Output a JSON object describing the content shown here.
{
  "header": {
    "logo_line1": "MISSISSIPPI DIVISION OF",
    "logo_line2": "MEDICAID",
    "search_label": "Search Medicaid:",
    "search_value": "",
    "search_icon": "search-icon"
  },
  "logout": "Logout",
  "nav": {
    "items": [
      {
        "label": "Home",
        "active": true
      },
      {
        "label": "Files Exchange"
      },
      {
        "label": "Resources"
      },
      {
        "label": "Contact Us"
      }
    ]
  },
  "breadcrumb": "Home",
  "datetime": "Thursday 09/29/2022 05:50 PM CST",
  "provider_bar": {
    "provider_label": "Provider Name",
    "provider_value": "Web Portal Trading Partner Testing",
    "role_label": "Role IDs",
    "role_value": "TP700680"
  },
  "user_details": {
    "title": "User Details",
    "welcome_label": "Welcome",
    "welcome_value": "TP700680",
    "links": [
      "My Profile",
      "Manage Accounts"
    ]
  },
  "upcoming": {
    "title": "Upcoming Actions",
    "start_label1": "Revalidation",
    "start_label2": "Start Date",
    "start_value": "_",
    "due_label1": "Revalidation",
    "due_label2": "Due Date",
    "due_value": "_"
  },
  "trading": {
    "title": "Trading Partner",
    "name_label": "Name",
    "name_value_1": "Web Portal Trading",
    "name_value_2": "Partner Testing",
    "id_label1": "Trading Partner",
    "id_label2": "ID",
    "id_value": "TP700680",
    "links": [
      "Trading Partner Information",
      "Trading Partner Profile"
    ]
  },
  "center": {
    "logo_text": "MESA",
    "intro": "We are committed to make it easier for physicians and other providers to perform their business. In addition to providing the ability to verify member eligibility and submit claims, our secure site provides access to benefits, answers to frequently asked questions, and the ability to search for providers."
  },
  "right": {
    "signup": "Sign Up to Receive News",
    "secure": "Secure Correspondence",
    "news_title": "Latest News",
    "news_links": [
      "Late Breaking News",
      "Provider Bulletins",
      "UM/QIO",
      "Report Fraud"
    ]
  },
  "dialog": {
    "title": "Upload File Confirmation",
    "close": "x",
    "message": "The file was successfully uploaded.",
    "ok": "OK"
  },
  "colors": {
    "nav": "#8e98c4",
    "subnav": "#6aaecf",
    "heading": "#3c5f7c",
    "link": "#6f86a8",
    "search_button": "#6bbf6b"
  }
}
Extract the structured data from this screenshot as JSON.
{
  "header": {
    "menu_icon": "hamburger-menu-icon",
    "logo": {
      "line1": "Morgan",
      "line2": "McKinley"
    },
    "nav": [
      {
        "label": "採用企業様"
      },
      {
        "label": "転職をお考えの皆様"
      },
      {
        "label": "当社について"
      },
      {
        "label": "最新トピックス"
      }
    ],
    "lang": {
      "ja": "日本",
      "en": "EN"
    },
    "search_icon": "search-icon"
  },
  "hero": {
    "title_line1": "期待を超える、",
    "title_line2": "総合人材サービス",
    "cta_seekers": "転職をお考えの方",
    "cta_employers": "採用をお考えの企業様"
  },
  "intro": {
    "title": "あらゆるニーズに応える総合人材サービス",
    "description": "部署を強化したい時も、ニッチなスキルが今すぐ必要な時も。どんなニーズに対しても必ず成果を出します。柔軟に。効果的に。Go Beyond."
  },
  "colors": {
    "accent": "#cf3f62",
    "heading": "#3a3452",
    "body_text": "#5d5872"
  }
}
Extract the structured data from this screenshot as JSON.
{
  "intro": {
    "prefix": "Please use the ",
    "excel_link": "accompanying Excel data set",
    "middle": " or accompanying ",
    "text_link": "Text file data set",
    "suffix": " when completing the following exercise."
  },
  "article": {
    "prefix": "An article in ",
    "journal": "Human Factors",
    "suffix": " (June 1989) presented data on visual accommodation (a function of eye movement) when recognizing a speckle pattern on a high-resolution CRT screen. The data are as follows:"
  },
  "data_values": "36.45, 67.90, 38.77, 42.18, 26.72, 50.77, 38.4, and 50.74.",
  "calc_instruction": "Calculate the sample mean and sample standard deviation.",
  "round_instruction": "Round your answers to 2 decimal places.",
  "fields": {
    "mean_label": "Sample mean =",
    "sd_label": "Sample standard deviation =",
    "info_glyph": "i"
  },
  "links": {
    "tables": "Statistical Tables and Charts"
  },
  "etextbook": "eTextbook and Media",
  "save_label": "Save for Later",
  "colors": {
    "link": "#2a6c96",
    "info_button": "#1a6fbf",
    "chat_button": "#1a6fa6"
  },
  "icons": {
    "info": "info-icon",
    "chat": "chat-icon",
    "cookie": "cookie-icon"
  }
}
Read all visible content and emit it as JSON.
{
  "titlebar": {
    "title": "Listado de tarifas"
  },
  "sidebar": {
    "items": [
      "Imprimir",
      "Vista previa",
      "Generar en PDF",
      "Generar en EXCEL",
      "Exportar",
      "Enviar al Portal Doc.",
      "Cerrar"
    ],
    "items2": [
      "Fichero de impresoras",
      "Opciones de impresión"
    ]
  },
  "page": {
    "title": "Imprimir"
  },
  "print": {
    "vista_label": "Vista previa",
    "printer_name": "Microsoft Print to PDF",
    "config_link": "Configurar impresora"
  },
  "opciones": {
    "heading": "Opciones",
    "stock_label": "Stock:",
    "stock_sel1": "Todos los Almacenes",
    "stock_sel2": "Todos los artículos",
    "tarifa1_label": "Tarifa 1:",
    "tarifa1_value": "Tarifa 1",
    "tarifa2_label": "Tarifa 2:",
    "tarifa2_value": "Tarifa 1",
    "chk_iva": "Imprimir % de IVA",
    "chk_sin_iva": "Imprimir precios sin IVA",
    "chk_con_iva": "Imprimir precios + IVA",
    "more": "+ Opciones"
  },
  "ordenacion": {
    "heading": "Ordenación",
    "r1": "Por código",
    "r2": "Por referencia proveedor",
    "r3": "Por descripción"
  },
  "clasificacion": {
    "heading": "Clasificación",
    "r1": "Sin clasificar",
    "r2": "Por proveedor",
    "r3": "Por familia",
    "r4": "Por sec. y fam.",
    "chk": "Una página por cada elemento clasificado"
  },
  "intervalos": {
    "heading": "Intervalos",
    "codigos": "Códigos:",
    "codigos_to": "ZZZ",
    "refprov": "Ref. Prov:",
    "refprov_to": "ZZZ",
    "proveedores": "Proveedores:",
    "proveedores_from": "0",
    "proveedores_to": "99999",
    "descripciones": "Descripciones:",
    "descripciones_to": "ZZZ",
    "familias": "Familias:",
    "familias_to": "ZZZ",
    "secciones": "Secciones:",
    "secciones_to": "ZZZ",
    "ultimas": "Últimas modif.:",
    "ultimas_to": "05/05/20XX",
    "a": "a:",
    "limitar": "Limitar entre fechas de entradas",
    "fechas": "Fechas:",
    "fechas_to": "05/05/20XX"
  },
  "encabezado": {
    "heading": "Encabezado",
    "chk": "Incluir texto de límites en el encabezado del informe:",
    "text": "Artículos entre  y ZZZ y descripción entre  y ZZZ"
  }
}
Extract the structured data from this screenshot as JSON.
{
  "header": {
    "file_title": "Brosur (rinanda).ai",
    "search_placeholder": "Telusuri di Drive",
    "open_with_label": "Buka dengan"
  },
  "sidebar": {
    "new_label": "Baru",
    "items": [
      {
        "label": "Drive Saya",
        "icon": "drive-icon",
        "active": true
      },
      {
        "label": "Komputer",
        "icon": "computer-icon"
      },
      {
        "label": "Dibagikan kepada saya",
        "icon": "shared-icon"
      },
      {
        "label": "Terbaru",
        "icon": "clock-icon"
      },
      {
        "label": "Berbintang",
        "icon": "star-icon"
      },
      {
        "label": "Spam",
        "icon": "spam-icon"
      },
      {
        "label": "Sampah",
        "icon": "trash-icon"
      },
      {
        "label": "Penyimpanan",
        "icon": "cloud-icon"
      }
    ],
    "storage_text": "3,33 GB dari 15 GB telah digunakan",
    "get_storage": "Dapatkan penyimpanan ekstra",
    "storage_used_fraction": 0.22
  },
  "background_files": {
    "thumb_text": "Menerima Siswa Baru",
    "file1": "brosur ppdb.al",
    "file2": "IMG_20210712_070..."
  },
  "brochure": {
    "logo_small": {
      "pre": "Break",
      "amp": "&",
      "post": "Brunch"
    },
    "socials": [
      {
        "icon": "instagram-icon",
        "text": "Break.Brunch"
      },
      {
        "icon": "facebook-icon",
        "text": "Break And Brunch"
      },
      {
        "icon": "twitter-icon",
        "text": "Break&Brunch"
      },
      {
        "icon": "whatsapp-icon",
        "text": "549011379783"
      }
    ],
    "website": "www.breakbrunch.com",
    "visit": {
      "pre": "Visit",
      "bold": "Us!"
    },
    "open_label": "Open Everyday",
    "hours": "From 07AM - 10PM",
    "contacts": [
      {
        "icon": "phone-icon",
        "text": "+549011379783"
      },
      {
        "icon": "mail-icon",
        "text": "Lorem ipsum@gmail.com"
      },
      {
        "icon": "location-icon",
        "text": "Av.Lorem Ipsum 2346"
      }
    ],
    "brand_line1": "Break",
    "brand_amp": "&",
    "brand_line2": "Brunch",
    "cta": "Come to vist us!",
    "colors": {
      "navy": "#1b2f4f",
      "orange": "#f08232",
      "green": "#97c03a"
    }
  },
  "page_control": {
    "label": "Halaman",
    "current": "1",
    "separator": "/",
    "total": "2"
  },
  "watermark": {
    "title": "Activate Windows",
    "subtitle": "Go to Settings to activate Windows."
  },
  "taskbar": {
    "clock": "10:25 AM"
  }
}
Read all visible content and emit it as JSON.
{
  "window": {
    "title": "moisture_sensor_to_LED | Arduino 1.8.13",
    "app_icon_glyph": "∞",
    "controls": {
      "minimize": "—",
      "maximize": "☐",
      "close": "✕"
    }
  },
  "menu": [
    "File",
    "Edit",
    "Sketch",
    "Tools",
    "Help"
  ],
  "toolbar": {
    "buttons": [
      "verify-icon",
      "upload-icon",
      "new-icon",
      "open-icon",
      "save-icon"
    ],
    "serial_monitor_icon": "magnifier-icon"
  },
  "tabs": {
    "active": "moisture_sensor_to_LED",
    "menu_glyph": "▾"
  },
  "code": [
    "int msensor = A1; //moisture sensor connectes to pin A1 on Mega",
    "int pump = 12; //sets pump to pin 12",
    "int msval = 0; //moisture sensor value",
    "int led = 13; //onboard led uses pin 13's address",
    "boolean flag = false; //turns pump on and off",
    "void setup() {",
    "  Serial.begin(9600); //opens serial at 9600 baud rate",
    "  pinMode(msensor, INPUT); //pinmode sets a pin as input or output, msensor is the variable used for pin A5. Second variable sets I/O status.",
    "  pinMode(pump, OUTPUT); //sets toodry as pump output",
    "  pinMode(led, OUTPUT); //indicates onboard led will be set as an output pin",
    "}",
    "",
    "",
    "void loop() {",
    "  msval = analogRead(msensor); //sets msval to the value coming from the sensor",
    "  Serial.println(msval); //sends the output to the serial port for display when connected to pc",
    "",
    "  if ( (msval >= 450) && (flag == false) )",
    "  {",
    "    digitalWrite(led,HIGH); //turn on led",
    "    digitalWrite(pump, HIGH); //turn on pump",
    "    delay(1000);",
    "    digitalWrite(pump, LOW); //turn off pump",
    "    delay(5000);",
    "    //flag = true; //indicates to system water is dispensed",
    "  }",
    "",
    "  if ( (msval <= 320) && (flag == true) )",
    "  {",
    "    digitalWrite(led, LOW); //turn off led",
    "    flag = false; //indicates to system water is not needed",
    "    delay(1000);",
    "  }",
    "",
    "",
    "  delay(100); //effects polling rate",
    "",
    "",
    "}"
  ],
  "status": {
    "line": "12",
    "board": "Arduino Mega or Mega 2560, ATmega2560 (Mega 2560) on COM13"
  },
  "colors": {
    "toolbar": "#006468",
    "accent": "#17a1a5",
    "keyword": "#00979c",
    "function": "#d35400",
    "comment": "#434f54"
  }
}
============
To do>
Collect from the data above every line that includes "onboard".

Result of the exercise>
    "int led = 13; //onboard led uses pin 13's address",
    "  pinMode(led, OUTPUT); //indicates onboard led will be set as an output pin",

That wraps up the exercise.